Output all of the data below exactly as given.

## START

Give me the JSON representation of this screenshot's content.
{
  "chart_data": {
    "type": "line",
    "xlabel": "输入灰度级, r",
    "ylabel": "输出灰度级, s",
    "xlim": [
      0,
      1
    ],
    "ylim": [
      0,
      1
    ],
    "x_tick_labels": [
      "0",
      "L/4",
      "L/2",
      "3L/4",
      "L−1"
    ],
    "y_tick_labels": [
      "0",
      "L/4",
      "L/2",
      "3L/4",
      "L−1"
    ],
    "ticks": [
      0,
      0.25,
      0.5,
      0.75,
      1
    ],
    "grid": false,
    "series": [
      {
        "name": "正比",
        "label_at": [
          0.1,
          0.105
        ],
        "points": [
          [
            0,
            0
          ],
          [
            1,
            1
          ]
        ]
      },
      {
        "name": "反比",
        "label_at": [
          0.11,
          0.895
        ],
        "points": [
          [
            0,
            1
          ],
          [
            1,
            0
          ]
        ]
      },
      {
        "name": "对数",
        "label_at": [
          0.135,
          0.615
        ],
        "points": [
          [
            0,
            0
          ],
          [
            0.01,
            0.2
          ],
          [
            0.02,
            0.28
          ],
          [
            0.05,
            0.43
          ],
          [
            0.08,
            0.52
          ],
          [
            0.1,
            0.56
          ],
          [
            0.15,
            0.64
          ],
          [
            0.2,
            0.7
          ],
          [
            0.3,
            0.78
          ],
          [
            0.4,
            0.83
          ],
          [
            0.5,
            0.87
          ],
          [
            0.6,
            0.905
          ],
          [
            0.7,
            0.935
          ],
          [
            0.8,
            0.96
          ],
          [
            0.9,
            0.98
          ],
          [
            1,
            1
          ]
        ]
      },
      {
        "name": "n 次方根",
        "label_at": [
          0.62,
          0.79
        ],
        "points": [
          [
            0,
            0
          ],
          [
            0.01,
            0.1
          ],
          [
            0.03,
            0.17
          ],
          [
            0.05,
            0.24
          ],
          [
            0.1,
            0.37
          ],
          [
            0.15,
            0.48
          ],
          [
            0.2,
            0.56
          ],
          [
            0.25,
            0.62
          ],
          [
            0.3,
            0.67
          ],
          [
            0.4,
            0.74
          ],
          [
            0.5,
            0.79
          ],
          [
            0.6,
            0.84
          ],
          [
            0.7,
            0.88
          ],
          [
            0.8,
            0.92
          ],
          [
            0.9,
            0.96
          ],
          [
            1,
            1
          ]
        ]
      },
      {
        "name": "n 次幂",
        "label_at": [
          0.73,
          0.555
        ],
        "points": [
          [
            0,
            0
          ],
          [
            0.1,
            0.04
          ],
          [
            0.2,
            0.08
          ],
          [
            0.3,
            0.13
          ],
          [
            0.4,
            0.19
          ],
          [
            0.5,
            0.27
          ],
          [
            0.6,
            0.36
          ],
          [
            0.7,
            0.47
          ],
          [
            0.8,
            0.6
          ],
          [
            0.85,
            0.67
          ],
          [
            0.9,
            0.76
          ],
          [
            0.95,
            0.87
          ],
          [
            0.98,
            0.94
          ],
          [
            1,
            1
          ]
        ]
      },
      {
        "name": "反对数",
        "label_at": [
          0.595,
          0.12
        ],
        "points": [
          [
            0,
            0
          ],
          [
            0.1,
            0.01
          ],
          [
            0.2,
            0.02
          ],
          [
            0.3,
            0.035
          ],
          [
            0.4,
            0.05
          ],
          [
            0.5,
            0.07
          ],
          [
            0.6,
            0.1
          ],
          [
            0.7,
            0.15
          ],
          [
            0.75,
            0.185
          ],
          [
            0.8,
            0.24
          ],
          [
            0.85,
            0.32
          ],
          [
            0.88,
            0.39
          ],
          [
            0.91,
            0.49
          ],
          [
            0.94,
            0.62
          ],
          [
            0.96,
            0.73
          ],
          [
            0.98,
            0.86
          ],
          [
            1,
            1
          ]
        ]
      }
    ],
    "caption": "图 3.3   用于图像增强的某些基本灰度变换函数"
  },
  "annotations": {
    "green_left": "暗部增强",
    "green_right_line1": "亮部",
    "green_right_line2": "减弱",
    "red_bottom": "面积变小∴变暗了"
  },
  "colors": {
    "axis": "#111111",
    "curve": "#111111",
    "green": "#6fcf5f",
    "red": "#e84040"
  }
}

## END

• [RESPONSE]:
Give me the JSON representation of this screenshot's content.
{
  "chart_data": {
    "type": "line",
    "xlabel": "输入灰度级, r",
    "ylabel": "输出灰度级, s",
    "xlim": [
      0,
      1
    ],
    "ylim": [
      0,
      1
    ],
    "x_tick_labels": [
      "0",
      "L/4",
      "L/2",
      "3L/4",
      "L−1"
    ],
    "y_tick_labels": [
      "0",
      "L/4",
      "L/2",
      "3L/4",
      "L−1"
    ],
    "ticks": [
      0,
      0.25,
      0.5,
      0.75,
      1
    ],
    "grid": false,
    "series": [
      {
        "name": "正比",
        "label_at": [
          0.1,
          0.105
        ],
        "points": [
          [
            0,
            0
          ],
          [
            1,
            1
          ]
        ]
      },
      {
        "name": "反比",
        "label_at": [
          0.11,
          0.895
        ],
        "points": [
          [
            0,
            1
          ],
          [
            1,
            0
          ]
        ]
      },
      {
        "name": "对数",
        "label_at": [
          0.135,
          0.615
        ],
        "points": [
          [
            0,
            0
          ],
          [
            0.01,
            0.2
          ],
          [
            0.02,
            0.28
          ],
          [
            0.05,
            0.43
          ],
          [
            0.08,
            0.52
          ],
          [
            0.1,
            0.56
          ],
          [
            0.15,
            0.64
          ],
          [
            0.2,
            0.7
          ],
          [
            0.3,
            0.78
          ],
          [
            0.4,
            0.83
          ],
          [
            0.5,
            0.87
          ],
          [
            0.6,
            0.905
          ],
          [
            0.7,
            0.935
          ],
          [
            0.8,
            0.96
          ],
          [
            0.9,
            0.98
          ],
          [
            1,
            1
          ]
        ]
      },
      {
        "name": "n 次方根",
        "label_at": [
          0.62,
          0.79
        ],
        "points": [
          [
            0,
            0
          ],
          [
            0.01,
            0.1
          ],
          [
            0.03,
            0.17
          ],
          [
            0.05,
            0.24
          ],
          [
            0.1,
            0.37
          ],
          [
            0.15,
            0.48
          ],
          [
            0.2,
            0.56
          ],
          [
            0.25,
            0.62
          ],
          [
            0.3,
            0.67
          ],
          [
            0.4,
            0.74
          ],
          [
            0.5,
            0.79
          ],
          [
            0.6,
            0.84
          ],
          [
            0.7,
            0.88
          ],
          [
            0.8,
            0.92
          ],
          [
            0.9,
            0.96
          ],
          [
            1,
            1
          ]
        ]
      },
      {
        "name": "n 次幂",
        "label_at": [
          0.73,
          0.555
        ],
        "points": [
          [
            0,
            0
          ],
          [
            0.1,
            0.04
          ],
          [
            0.2,
            0.08
          ],
          [
            0.3,
            0.13
          ],
          [
            0.4,
            0.19
          ],
          [
            0.5,
            0.27
          ],
          [
            0.6,
            0.36
          ],
          [
            0.7,
            0.47
          ],
          [
            0.8,
            0.6
          ],
          [
            0.85,
            0.67
          ],
          [
            0.9,
            0.76
          ],
          [
            0.95,
            0.87
          ],
          [
            0.98,
            0.94
          ],
          [
            1,
            1
          ]
        ]
      },
      {
        "name": "反对数",
        "label_at": [
          0.595,
          0.12
        ],
        "points": [
          [
            0,
            0
          ],
          [
            0.1,
            0.01
          ],
          [
            0.2,
            0.02
          ],
          [
            0.3,
            0.035
          ],
          [
            0.4,
            0.05
          ],
          [
            0.5,
            0.07
          ],
          [
            0.6,
            0.1
          ],
          [
            0.7,
            0.15
          ],
          [
            0.75,
            0.185
          ],
          [
            0.8,
            0.24
          ],
          [
            0.85,
            0.32
          ],
          [
            0.88,
            0.39
          ],
          [
            0.91,
            0.49
          ],
          [
            0.94,
            0.62
          ],
          [
            0.96,
            0.73
          ],
          [
            0.98,
            0.86
          ],
          [
            1,
            1
          ]
        ]
      }
    ],
    "caption": "图 3.3   用于图像增强的某些基本灰度变换函数"
  },
  "annotations": {
    "green_left": "暗部增强",
    "green_right_line1": "亮部",
    "green_right_line2": "减弱",
    "red_bottom": "面积变小∴变暗了"
  },
  "colors": {
    "axis": "#111111",
    "curve": "#111111",
    "green": "#6fcf5f",
    "red": "#e84040"
  }
}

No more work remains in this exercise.